WHAT THE TASK ASKS
Retype every entry in its entirety, without alteration.

[Figure record extracts]
------

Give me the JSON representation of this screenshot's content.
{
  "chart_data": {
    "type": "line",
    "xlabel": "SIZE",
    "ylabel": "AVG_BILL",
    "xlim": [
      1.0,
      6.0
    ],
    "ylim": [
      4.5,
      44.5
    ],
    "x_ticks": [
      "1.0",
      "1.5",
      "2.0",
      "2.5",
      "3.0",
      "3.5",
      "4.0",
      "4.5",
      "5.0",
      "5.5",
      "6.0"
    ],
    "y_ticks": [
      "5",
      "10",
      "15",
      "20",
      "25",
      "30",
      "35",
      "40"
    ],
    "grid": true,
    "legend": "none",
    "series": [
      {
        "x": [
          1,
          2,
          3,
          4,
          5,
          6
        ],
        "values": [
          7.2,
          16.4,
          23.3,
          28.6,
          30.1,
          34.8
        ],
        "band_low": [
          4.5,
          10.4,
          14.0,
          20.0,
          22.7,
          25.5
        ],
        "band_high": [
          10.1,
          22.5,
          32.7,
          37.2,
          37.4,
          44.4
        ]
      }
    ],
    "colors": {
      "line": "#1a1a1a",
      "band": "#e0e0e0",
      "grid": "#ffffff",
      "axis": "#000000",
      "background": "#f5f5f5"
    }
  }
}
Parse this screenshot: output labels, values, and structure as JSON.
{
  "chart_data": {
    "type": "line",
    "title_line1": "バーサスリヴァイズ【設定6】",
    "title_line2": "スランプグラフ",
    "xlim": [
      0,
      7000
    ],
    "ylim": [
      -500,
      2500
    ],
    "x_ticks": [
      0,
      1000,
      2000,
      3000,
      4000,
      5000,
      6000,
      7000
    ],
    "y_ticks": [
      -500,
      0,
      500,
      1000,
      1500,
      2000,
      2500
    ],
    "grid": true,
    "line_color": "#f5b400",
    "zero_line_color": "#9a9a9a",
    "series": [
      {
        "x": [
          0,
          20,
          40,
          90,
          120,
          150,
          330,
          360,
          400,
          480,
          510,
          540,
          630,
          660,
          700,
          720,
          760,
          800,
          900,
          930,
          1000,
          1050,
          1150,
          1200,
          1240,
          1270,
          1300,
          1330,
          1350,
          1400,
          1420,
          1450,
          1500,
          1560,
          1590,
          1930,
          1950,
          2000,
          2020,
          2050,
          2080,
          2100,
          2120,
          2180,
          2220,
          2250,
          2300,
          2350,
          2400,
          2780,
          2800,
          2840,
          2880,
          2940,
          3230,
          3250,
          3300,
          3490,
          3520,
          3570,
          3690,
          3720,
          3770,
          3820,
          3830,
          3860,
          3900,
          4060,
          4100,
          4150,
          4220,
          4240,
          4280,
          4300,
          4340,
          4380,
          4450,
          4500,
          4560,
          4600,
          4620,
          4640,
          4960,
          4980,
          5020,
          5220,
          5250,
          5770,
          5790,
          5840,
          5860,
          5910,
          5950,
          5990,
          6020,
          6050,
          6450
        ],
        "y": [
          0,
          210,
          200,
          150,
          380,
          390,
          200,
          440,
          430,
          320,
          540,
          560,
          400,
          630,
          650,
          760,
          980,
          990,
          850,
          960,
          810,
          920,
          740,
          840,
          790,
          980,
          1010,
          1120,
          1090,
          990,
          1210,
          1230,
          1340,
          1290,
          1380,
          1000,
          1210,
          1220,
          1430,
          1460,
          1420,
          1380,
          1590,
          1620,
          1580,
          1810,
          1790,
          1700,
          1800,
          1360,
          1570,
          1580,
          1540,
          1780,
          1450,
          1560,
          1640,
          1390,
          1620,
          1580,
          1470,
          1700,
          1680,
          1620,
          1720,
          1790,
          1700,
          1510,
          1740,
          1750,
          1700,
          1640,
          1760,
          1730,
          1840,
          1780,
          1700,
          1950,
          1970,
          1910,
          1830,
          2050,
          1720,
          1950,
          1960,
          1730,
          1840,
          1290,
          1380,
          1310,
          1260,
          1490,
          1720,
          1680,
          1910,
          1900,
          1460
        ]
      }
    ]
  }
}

------

ANSWER FOR THIS EXERCISE
Give me the JSON representation of this screenshot's content.
{
  "chart_data": {
    "type": "line",
    "xlabel": "SIZE",
    "ylabel": "AVG_BILL",
    "xlim": [
      1.0,
      6.0
    ],
    "ylim": [
      4.5,
      44.5
    ],
    "x_ticks": [
      "1.0",
      "1.5",
      "2.0",
      "2.5",
      "3.0",
      "3.5",
      "4.0",
      "4.5",
      "5.0",
      "5.5",
      "6.0"
    ],
    "y_ticks": [
      "5",
      "10",
      "15",
      "20",
      "25",
      "30",
      "35",
      "40"
    ],
    "grid": true,
    "legend": "none",
    "series": [
      {
        "x": [
          1,
          2,
          3,
          4,
          5,
          6
        ],
        "values": [
          7.2,
          16.4,
          23.3,
          28.6,
          30.1,
          34.8
        ],
        "band_low": [
          4.5,
          10.4,
          14.0,
          20.0,
          22.7,
          25.5
        ],
        "band_high": [
          10.1,
          22.5,
          32.7,
          37.2,
          37.4,
          44.4
        ]
      }
    ],
    "colors": {
      "line": "#1a1a1a",
      "band": "#e0e0e0",
      "grid": "#ffffff",
      "axis": "#000000",
      "background": "#f5f5f5"
    }
  }
}
Parse this screenshot: output labels, values, and structure as JSON.
{
  "chart_data": {
    "type": "line",
    "title_line1": "バーサスリヴァイズ【設定6】",
    "title_line2": "スランプグラフ",
    "xlim": [
      0,
      7000
    ],
    "ylim": [
      -500,
      2500
    ],
    "x_ticks": [
      0,
      1000,
      2000,
      3000,
      4000,
      5000,
      6000,
      7000
    ],
    "y_ticks": [
      -500,
      0,
      500,
      1000,
      1500,
      2000,
      2500
    ],
    "grid": true,
    "line_color": "#f5b400",
    "zero_line_color": "#9a9a9a",
    "series": [
      {
        "x": [
          0,
          20,
          40,
          90,
          120,
          150,
          330,
          360,
          400,
          480,
          510,
          540,
          630,
          660,
          700,
          720,
          760,
          800,
          900,
          930,
          1000,
          1050,
          1150,
          1200,
          1240,
          1270,
          1300,
          1330,
          1350,
          1400,
          1420,
          1450,
          1500,
          1560,
          1590,
          1930,
          1950,
          2000,
          2020,
          2050,
          2080,
          2100,
          2120,
          2180,
          2220,
          2250,
          2300,
          2350,
          2400,
          2780,
          2800,
          2840,
          2880,
          2940,
          3230,
          3250,
          3300,
          3490,
          3520,
          3570,
          3690,
          3720,
          3770,
          3820,
          3830,
          3860,
          3900,
          4060,
          4100,
          4150,
          4220,
          4240,
          4280,
          4300,
          4340,
          4380,
          4450,
          4500,
          4560,
          4600,
          4620,
          4640,
          4960,
          4980,
          5020,
          5220,
          5250,
          5770,
          5790,
          5840,
          5860,
          5910,
          5950,
          5990,
          6020,
          6050,
          6450
        ],
        "y": [
          0,
          210,
          200,
          150,
          380,
          390,
          200,
          440,
          430,
          320,
          540,
          560,
          400,
          630,
          650,
          760,
          980,
          990,
          850,
          960,
          810,
          920,
          740,
          840,
          790,
          980,
          1010,
          1120,
          1090,
          990,
          1210,
          1230,
          1340,
          1290,
          1380,
          1000,
          1210,
          1220,
          1430,
          1460,
          1420,
          1380,
          1590,
          1620,
          1580,
          1810,
          1790,
          1700,
          1800,
          1360,
          1570,
          1580,
          1540,
          1780,
          1450,
          1560,
          1640,
          1390,
          1620,
          1580,
          1470,
          1700,
          1680,
          1620,
          1720,
          1790,
          1700,
          1510,
          1740,
          1750,
          1700,
          1640,
          1760,
          1730,
          1840,
          1780,
          1700,
          1950,
          1970,
          1910,
          1830,
          2050,
          1720,
          1950,
          1960,
          1730,
          1840,
          1290,
          1380,
          1310,
          1260,
          1490,
          1720,
          1680,
          1910,
          1900,
          1460
        ]
      }
    ]
  }
}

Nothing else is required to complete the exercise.